■ **Task to carry out**: Your task is to print every entry below exactly as given.

>> begin Exercise data

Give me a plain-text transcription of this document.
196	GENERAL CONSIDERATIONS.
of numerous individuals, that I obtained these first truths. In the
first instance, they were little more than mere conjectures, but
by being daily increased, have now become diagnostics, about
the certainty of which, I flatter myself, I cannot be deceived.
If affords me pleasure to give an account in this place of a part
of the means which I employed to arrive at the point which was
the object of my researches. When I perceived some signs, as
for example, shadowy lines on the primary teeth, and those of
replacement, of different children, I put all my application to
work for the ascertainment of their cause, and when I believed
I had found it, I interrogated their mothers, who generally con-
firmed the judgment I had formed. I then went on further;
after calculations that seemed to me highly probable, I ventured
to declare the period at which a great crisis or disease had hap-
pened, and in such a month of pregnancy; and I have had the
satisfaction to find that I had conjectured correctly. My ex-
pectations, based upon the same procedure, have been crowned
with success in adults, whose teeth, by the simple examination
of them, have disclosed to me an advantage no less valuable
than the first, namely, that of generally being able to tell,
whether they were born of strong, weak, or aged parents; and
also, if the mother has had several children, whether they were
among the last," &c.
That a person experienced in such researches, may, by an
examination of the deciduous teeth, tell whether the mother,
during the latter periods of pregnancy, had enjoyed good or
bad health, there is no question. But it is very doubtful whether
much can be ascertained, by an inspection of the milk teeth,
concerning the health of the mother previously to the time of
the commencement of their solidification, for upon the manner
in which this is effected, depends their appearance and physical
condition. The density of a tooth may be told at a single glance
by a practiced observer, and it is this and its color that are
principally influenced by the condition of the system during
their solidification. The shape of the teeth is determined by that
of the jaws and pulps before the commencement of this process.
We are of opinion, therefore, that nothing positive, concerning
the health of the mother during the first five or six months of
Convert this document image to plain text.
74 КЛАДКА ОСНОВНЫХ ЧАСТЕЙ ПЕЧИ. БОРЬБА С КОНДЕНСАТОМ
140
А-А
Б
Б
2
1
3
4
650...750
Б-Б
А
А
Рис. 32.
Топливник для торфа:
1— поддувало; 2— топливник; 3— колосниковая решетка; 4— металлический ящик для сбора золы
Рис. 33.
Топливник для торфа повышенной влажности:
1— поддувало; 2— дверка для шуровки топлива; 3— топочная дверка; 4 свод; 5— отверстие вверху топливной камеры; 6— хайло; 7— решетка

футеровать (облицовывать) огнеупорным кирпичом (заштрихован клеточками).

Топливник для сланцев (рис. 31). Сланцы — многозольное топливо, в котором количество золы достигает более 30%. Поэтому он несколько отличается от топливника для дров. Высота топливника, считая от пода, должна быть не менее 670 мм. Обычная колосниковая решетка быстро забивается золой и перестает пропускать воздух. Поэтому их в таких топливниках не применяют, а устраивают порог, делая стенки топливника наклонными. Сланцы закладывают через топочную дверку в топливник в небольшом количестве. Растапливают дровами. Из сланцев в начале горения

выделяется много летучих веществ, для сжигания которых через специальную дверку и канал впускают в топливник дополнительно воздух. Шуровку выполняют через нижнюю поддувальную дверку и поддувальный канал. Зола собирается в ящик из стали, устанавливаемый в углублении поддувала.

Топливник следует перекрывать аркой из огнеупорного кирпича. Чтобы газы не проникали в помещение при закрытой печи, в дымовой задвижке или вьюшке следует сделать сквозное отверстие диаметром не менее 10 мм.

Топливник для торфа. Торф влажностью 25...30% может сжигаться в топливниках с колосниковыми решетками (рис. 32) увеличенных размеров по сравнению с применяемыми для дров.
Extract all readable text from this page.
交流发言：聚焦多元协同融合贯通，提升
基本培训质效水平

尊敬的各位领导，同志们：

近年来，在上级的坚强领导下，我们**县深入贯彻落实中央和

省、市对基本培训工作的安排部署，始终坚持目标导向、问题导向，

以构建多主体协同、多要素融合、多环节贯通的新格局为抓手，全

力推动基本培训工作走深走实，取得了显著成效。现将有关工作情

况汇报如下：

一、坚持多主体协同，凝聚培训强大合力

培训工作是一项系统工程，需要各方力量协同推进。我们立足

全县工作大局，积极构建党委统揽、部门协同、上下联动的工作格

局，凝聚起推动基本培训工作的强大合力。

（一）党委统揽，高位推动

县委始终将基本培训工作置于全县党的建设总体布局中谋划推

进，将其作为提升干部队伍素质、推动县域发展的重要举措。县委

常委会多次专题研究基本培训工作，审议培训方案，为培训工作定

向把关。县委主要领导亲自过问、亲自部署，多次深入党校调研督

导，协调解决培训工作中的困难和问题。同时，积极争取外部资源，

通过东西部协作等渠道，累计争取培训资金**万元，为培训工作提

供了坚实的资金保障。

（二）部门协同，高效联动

>> end Exercise data

■ **Written answer**:
Give me a plain-text transcription of this document.
196	GENERAL CONSIDERATIONS.
of numerous individuals, that I obtained these first truths. In the
first instance, they were little more than mere conjectures, but
by being daily increased, have now become diagnostics, about
the certainty of which, I flatter myself, I cannot be deceived.
If affords me pleasure to give an account in this place of a part
of the means which I employed to arrive at the point which was
the object of my researches. When I perceived some signs, as
for example, shadowy lines on the primary teeth, and those of
replacement, of different children, I put all my application to
work for the ascertainment of their cause, and when I believed
I had found it, I interrogated their mothers, who generally con-
firmed the judgment I had formed. I then went on further;
after calculations that seemed to me highly probable, I ventured
to declare the period at which a great crisis or disease had hap-
pened, and in such a month of pregnancy; and I have had the
satisfaction to find that I had conjectured correctly. My ex-
pectations, based upon the same procedure, have been crowned
with success in adults, whose teeth, by the simple examination
of them, have disclosed to me an advantage no less valuable
than the first, namely, that of generally being able to tell,
whether they were born of strong, weak, or aged parents; and
also, if the mother has had several children, whether they were
among the last," &c.
That a person experienced in such researches, may, by an
examination of the deciduous teeth, tell whether the mother,
during the latter periods of pregnancy, had enjoyed good or
bad health, there is no question. But it is very doubtful whether
much can be ascertained, by an inspection of the milk teeth,
concerning the health of the mother previously to the time of
the commencement of their solidification, for upon the manner
in which this is effected, depends their appearance and physical
condition. The density of a tooth may be told at a single glance
by a practiced observer, and it is this and its color that are
principally influenced by the condition of the system during
their solidification. The shape of the teeth is determined by that
of the jaws and pulps before the commencement of this process.
We are of opinion, therefore, that nothing positive, concerning
the health of the mother during the first five or six months of
Convert this document image to plain text.
74 КЛАДКА ОСНОВНЫХ ЧАСТЕЙ ПЕЧИ. БОРЬБА С КОНДЕНСАТОМ
140
А-А
Б
Б
2
1
3
4
650...750
Б-Б
А
А
Рис. 32.
Топливник для торфа:
1— поддувало; 2— топливник; 3— колосниковая решетка; 4— металлический ящик для сбора золы
Рис. 33.
Топливник для торфа повышенной влажности:
1— поддувало; 2— дверка для шуровки топлива; 3— топочная дверка; 4 свод; 5— отверстие вверху топливной камеры; 6— хайло; 7— решетка

футеровать (облицовывать) огнеупорным кирпичом (заштрихован клеточками).

Топливник для сланцев (рис. 31). Сланцы — многозольное топливо, в котором количество золы достигает более 30%. Поэтому он несколько отличается от топливника для дров. Высота топливника, считая от пода, должна быть не менее 670 мм. Обычная колосниковая решетка быстро забивается золой и перестает пропускать воздух. Поэтому их в таких топливниках не применяют, а устраивают порог, делая стенки топливника наклонными. Сланцы закладывают через топочную дверку в топливник в небольшом количестве. Растапливают дровами. Из сланцев в начале горения

выделяется много летучих веществ, для сжигания которых через специальную дверку и канал впускают в топливник дополнительно воздух. Шуровку выполняют через нижнюю поддувальную дверку и поддувальный канал. Зола собирается в ящик из стали, устанавливаемый в углублении поддувала.

Топливник следует перекрывать аркой из огнеупорного кирпича. Чтобы газы не проникали в помещение при закрытой печи, в дымовой задвижке или вьюшке следует сделать сквозное отверстие диаметром не менее 10 мм.

Топливник для торфа. Торф влажностью 25...30% может сжигаться в топливниках с колосниковыми решетками (рис. 32) увеличенных размеров по сравнению с применяемыми для дров.
Extract all readable text from this page.
交流发言：聚焦多元协同融合贯通，提升
基本培训质效水平

尊敬的各位领导，同志们：

近年来，在上级的坚强领导下，我们**县深入贯彻落实中央和

省、市对基本培训工作的安排部署，始终坚持目标导向、问题导向，

以构建多主体协同、多要素融合、多环节贯通的新格局为抓手，全

力推动基本培训工作走深走实，取得了显著成效。现将有关工作情

况汇报如下：

一、坚持多主体协同，凝聚培训强大合力

培训工作是一项系统工程，需要各方力量协同推进。我们立足

全县工作大局，积极构建党委统揽、部门协同、上下联动的工作格

局，凝聚起推动基本培训工作的强大合力。

（一）党委统揽，高位推动

县委始终将基本培训工作置于全县党的建设总体布局中谋划推

进，将其作为提升干部队伍素质、推动县域发展的重要举措。县委

常委会多次专题研究基本培训工作，审议培训方案，为培训工作定

向把关。县委主要领导亲自过问、亲自部署，多次深入党校调研督

导，协调解决培训工作中的困难和问题。同时，积极争取外部资源，

通过东西部协作等渠道，累计争取培训资金**万元，为培训工作提

供了坚实的资金保障。

（二）部门协同，高效联动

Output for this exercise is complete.